INSTRUCTIONS FOR THE TASK>
Repeat the listing that follows, character for character, minus the pictures.

GIVEN ENTRIES>
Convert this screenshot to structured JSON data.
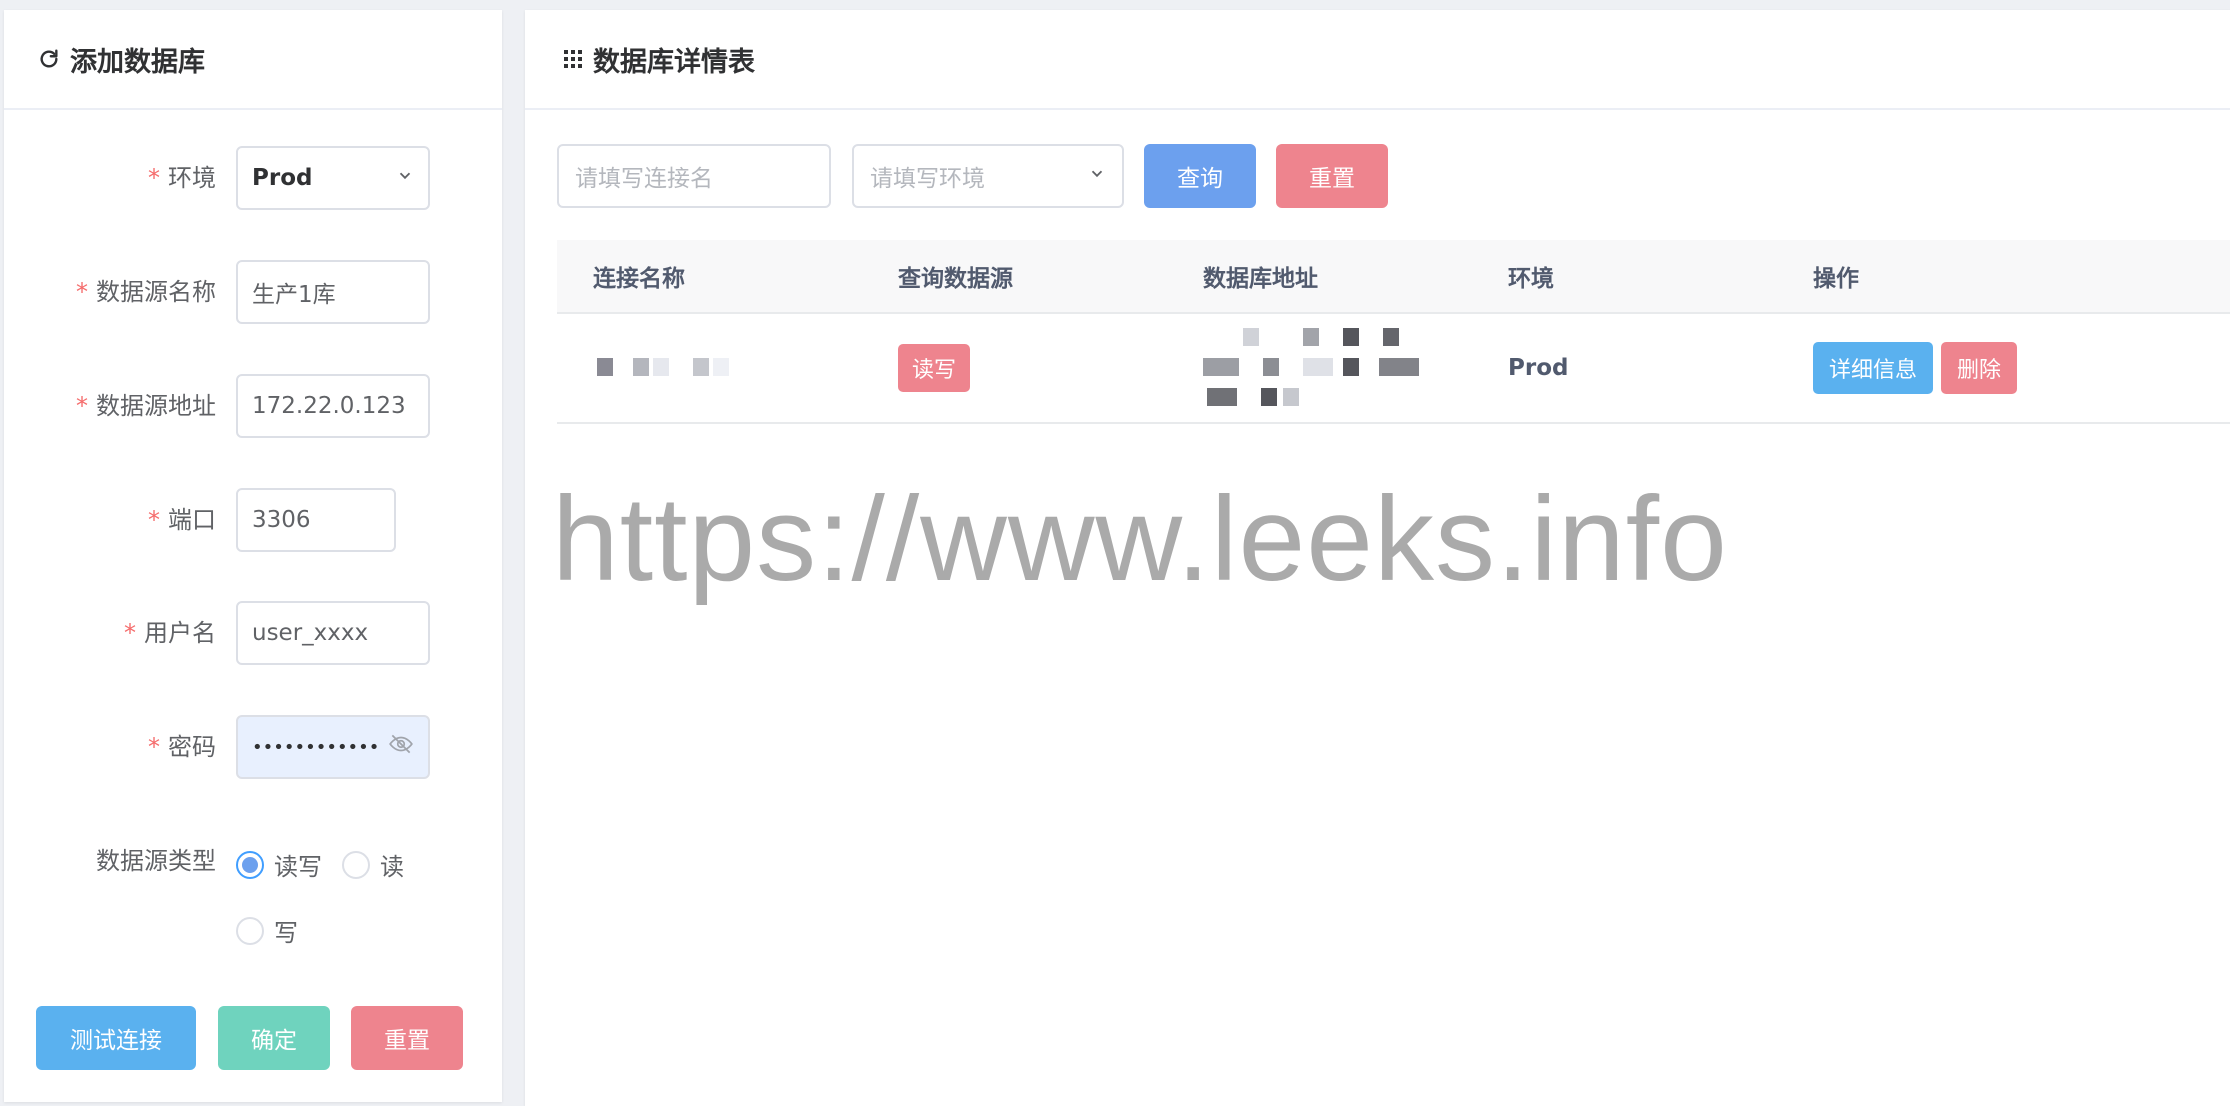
{
  "left_panel": {
    "title": "添加数据库",
    "form": {
      "env": {
        "label": "环境",
        "required_mark": "*",
        "value": "Prod"
      },
      "name": {
        "label": "数据源名称",
        "required_mark": "*",
        "value": "生产1库"
      },
      "address": {
        "label": "数据源地址",
        "required_mark": "*",
        "value": "172.22.0.123"
      },
      "port": {
        "label": "端口",
        "required_mark": "*",
        "value": "3306"
      },
      "username": {
        "label": "用户名",
        "required_mark": "*",
        "value": "user_xxxx"
      },
      "password": {
        "label": "密码",
        "required_mark": "*",
        "value": "••••••••••••"
      },
      "type": {
        "label": "数据源类型",
        "options": [
          "读写",
          "读",
          "写"
        ],
        "selected": "读写"
      }
    },
    "buttons": {
      "test": "测试连接",
      "confirm": "确定",
      "reset": "重置"
    }
  },
  "right_panel": {
    "title": "数据库详情表",
    "filters": {
      "name_placeholder": "请填写连接名",
      "env_placeholder": "请填写环境",
      "query": "查询",
      "reset": "重置"
    },
    "table": {
      "columns": [
        "连接名称",
        "查询数据源",
        "数据库地址",
        "环境",
        "操作"
      ],
      "rows": [
        {
          "source_tag": "读写",
          "env": "Prod",
          "detail": "详细信息",
          "delete": "删除"
        }
      ]
    }
  },
  "watermark": "https://www.leeks.info",
  "colors": {
    "primary": "#5ab1ef",
    "query_blue": "#6ca0ee",
    "success": "#6fd3be",
    "danger": "#ee848e",
    "required": "#f56c6c"
  }
}
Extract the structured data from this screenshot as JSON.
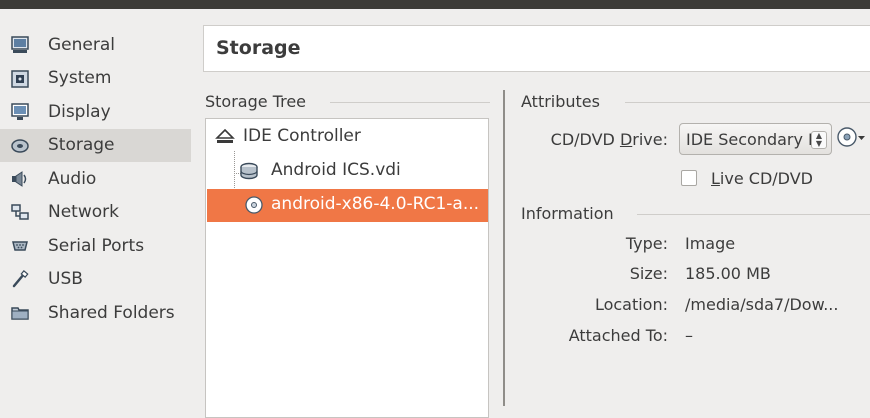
{
  "nav": {
    "items": [
      {
        "label": "General",
        "icon": "monitor-icon"
      },
      {
        "label": "System",
        "icon": "chip-icon"
      },
      {
        "label": "Display",
        "icon": "display-icon"
      },
      {
        "label": "Storage",
        "icon": "disk-icon",
        "selected": true
      },
      {
        "label": "Audio",
        "icon": "speaker-icon"
      },
      {
        "label": "Network",
        "icon": "network-icon"
      },
      {
        "label": "Serial Ports",
        "icon": "serial-port-icon"
      },
      {
        "label": "USB",
        "icon": "usb-icon"
      },
      {
        "label": "Shared Folders",
        "icon": "folder-icon"
      }
    ]
  },
  "header": {
    "title": "Storage"
  },
  "storage_tree": {
    "title": "Storage Tree",
    "controller": "IDE Controller",
    "items": [
      {
        "label": "Android ICS.vdi",
        "icon": "hard-disk-icon"
      },
      {
        "label": "android-x86-4.0-RC1-a...",
        "icon": "optical-disc-icon",
        "selected": true
      }
    ]
  },
  "attributes": {
    "title": "Attributes",
    "cd_drive_label_pre": "CD/DVD ",
    "cd_drive_label_u": "D",
    "cd_drive_label_post": "rive:",
    "cd_drive_value": "IDE Secondary Master",
    "live_cd_u": "L",
    "live_cd_rest": "ive CD/DVD",
    "live_cd_checked": false
  },
  "information": {
    "title": "Information",
    "rows": [
      {
        "label": "Type:",
        "value": "Image"
      },
      {
        "label": "Size:",
        "value": "185.00 MB"
      },
      {
        "label": "Location:",
        "value": "/media/sda7/Dow..."
      },
      {
        "label": "Attached To:",
        "value": "–"
      }
    ]
  },
  "colors": {
    "selection": "#f07746",
    "nav_selected": "#d9d7d4",
    "background": "#efeeed"
  }
}
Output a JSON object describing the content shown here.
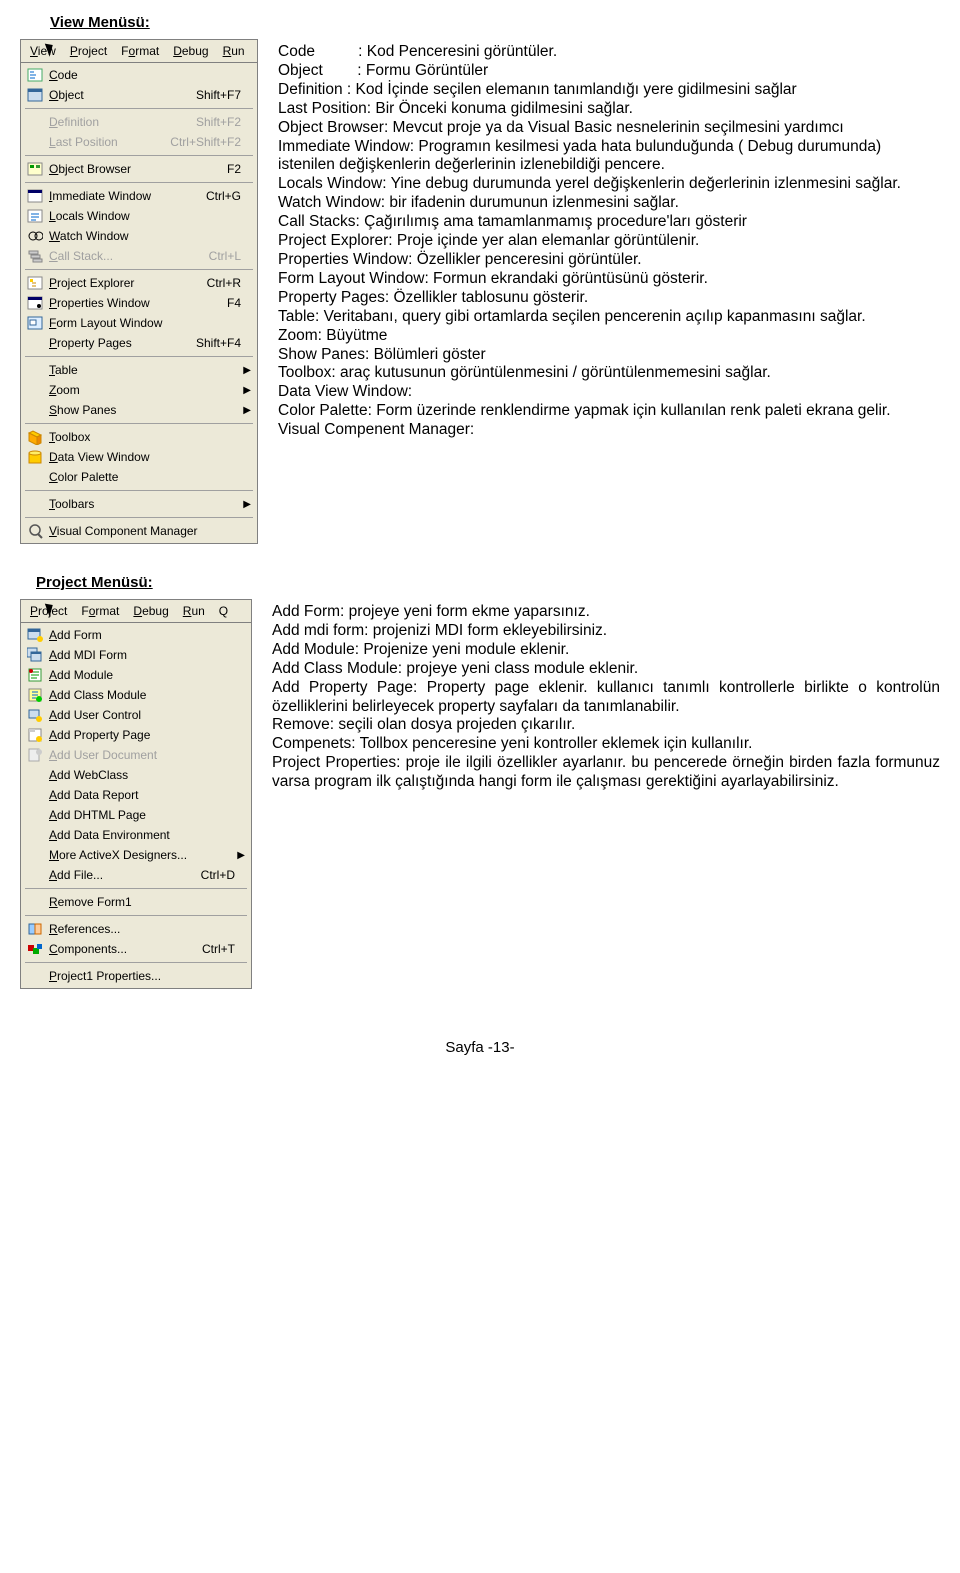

SOLUTION FOR THIS EXERCISE>
Convert this screenshot to structured JSON data.
{
  "left_panel": {
    "title": "添加数据库",
    "form": {
      "env": {
        "label": "环境",
        "required_mark": "*",
        "value": "Prod"
      },
      "name": {
        "label": "数据源名称",
        "required_mark": "*",
        "value": "生产1库"
      },
      "address": {
        "label": "数据源地址",
        "required_mark": "*",
        "value": "172.22.0.123"
      },
      "port": {
        "label": "端口",
        "required_mark": "*",
        "value": "3306"
      },
      "username": {
        "label": "用户名",
        "required_mark": "*",
        "value": "user_xxxx"
      },
      "password": {
        "label": "密码",
        "required_mark": "*",
        "value": "••••••••••••"
      },
      "type": {
        "label": "数据源类型",
        "options": [
          "读写",
          "读",
          "写"
        ],
        "selected": "读写"
      }
    },
    "buttons": {
      "test": "测试连接",
      "confirm": "确定",
      "reset": "重置"
    }
  },
  "right_panel": {
    "title": "数据库详情表",
    "filters": {
      "name_placeholder": "请填写连接名",
      "env_placeholder": "请填写环境",
      "query": "查询",
      "reset": "重置"
    },
    "table": {
      "columns": [
        "连接名称",
        "查询数据源",
        "数据库地址",
        "环境",
        "操作"
      ],
      "rows": [
        {
          "source_tag": "读写",
          "env": "Prod",
          "detail": "详细信息",
          "delete": "删除"
        }
      ]
    }
  },
  "watermark": "https://www.leeks.info",
  "colors": {
    "primary": "#5ab1ef",
    "query_blue": "#6ca0ee",
    "success": "#6fd3be",
    "danger": "#ee848e",
    "required": "#f56c6c"
  }
}
Extract the structured data from this screenshot as JSON.
{
  "nav": {
    "items": [
      {
        "label": "General",
        "icon": "monitor-icon"
      },
      {
        "label": "System",
        "icon": "chip-icon"
      },
      {
        "label": "Display",
        "icon": "display-icon"
      },
      {
        "label": "Storage",
        "icon": "disk-icon",
        "selected": true
      },
      {
        "label": "Audio",
        "icon": "speaker-icon"
      },
      {
        "label": "Network",
        "icon": "network-icon"
      },
      {
        "label": "Serial Ports",
        "icon": "serial-port-icon"
      },
      {
        "label": "USB",
        "icon": "usb-icon"
      },
      {
        "label": "Shared Folders",
        "icon": "folder-icon"
      }
    ]
  },
  "header": {
    "title": "Storage"
  },
  "storage_tree": {
    "title": "Storage Tree",
    "controller": "IDE Controller",
    "items": [
      {
        "label": "Android ICS.vdi",
        "icon": "hard-disk-icon"
      },
      {
        "label": "android-x86-4.0-RC1-a...",
        "icon": "optical-disc-icon",
        "selected": true
      }
    ]
  },
  "attributes": {
    "title": "Attributes",
    "cd_drive_label_pre": "CD/DVD ",
    "cd_drive_label_u": "D",
    "cd_drive_label_post": "rive:",
    "cd_drive_value": "IDE Secondary Master",
    "live_cd_u": "L",
    "live_cd_rest": "ive CD/DVD",
    "live_cd_checked": false
  },
  "information": {
    "title": "Information",
    "rows": [
      {
        "label": "Type:",
        "value": "Image"
      },
      {
        "label": "Size:",
        "value": "185.00 MB"
      },
      {
        "label": "Location:",
        "value": "/media/sda7/Dow..."
      },
      {
        "label": "Attached To:",
        "value": "–"
      }
    ]
  },
  "colors": {
    "selection": "#f07746",
    "nav_selected": "#d9d7d4",
    "background": "#efeeed"
  }
}
Output a JSON object describing the content shown here.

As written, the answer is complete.